**What is required**
In the listing that follows, how many lines contain "object"? Give the number only.

**Available data**
· · ·
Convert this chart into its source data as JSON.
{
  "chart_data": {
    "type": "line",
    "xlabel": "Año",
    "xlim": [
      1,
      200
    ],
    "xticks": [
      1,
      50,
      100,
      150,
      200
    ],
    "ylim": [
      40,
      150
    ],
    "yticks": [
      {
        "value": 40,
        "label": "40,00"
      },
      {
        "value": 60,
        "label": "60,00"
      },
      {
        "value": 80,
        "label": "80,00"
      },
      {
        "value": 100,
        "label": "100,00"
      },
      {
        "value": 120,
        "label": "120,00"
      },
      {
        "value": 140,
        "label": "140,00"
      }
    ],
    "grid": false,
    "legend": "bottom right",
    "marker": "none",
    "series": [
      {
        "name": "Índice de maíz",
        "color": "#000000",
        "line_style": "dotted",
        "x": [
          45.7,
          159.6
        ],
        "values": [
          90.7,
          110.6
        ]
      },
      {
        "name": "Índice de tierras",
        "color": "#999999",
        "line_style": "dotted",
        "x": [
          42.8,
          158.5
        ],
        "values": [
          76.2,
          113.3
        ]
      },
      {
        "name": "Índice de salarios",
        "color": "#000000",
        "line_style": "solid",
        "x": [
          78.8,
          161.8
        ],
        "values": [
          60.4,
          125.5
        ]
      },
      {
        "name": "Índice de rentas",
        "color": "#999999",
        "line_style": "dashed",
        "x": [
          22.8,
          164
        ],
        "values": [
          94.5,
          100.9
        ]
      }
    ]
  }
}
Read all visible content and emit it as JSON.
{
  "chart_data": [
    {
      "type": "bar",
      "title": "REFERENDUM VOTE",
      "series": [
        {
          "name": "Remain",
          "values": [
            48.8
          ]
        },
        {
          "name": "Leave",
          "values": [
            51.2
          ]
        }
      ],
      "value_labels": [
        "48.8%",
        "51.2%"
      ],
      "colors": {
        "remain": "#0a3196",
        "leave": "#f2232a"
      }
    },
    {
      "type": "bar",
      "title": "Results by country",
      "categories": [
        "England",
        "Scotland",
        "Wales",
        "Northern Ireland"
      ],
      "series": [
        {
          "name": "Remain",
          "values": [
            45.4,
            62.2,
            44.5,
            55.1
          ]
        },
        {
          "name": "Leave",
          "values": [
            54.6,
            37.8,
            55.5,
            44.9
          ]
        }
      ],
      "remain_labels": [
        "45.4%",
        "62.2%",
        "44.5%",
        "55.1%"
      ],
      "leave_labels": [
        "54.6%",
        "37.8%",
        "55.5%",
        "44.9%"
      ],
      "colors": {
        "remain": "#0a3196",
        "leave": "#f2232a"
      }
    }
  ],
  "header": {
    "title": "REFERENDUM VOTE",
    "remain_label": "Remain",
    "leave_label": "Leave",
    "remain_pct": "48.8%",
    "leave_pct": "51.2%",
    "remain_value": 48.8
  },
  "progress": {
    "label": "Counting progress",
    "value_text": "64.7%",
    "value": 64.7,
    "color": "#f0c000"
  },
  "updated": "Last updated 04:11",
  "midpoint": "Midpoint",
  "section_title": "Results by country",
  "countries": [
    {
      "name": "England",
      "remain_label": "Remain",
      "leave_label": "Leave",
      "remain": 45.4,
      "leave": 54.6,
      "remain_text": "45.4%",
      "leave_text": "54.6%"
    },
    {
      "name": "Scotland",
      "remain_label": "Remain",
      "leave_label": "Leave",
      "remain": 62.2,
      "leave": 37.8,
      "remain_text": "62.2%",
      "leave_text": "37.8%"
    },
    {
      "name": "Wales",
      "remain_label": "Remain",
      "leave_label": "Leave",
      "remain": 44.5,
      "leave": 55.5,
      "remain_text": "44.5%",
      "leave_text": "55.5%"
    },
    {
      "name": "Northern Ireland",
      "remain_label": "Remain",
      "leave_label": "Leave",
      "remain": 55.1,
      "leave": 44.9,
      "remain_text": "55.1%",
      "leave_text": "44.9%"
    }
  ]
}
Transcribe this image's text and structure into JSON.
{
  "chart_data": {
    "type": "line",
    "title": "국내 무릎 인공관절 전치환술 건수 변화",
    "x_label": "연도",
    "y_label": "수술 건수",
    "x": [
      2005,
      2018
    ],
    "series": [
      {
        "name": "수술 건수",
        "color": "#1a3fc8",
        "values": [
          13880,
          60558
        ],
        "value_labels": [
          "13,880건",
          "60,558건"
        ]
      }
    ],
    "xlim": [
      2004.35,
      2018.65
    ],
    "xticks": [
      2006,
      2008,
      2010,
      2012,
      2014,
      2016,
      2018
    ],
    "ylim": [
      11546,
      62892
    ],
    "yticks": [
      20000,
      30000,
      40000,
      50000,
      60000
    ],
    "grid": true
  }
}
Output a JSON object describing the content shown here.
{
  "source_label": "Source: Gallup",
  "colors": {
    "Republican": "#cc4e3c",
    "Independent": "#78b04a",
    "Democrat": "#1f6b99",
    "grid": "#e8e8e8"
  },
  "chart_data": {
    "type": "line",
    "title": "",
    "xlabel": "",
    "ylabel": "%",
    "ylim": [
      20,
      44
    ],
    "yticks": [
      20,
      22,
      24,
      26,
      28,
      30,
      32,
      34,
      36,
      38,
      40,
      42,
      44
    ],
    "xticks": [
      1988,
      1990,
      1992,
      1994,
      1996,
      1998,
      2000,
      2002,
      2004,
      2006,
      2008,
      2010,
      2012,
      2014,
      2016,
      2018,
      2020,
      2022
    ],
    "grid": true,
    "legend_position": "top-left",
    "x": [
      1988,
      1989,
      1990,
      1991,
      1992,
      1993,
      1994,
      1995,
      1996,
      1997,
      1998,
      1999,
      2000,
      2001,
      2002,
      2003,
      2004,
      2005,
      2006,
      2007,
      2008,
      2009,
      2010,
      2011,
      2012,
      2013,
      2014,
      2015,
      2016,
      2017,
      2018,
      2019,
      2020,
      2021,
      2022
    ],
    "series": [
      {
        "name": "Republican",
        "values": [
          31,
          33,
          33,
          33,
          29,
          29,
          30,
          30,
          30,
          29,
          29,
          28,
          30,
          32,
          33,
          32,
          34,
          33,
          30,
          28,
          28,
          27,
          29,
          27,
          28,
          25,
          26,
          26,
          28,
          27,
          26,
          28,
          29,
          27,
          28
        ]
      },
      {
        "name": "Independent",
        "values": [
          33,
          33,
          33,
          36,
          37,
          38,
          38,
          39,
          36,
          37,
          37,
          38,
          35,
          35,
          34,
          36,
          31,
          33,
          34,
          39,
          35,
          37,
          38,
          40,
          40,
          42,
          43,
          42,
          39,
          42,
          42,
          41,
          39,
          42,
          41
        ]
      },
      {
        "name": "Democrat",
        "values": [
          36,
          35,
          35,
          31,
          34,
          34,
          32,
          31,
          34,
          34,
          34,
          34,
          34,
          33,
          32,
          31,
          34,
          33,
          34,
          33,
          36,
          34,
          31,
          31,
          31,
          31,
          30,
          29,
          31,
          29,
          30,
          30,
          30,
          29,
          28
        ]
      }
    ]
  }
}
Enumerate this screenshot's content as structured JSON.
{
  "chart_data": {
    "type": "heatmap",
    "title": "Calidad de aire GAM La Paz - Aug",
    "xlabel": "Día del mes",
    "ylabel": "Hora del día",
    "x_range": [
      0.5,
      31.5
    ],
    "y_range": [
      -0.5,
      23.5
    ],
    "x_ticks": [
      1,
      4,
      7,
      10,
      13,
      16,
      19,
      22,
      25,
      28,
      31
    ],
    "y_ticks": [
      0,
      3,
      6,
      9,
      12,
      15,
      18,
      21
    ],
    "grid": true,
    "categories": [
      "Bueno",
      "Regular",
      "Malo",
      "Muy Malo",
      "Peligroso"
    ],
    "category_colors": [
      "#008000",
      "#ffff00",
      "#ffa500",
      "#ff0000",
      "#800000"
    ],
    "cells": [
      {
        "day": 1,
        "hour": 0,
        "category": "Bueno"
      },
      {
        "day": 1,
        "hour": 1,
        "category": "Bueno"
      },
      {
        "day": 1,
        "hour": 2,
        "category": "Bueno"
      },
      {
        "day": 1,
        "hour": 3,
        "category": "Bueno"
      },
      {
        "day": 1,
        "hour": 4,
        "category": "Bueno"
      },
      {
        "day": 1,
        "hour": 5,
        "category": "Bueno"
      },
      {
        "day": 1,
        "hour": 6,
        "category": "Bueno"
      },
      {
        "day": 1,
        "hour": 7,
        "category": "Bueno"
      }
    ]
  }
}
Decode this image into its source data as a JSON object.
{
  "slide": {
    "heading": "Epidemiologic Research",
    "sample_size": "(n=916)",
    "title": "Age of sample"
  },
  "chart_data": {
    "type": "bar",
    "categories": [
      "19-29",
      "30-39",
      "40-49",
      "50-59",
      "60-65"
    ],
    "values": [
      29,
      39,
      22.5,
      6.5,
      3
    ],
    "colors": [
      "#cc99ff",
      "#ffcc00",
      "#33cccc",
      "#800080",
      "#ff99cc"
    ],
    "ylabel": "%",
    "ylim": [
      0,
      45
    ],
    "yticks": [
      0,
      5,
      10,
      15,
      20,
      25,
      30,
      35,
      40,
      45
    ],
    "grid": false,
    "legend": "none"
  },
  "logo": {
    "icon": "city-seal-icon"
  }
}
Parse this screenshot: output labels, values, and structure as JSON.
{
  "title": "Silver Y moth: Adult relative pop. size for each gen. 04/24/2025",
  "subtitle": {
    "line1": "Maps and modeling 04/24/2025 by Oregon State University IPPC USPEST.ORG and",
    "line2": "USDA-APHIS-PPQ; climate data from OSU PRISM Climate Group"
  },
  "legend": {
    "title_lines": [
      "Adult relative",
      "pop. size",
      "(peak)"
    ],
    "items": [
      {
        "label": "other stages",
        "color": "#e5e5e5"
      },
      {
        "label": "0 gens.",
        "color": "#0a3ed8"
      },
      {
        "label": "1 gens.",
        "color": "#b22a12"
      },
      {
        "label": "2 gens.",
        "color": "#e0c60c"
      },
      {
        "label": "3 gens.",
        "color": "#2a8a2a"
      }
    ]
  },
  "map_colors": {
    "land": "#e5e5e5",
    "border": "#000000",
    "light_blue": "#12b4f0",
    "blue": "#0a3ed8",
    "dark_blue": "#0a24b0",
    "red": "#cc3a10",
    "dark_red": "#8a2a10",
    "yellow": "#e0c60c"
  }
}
· · ·
**The reply**
2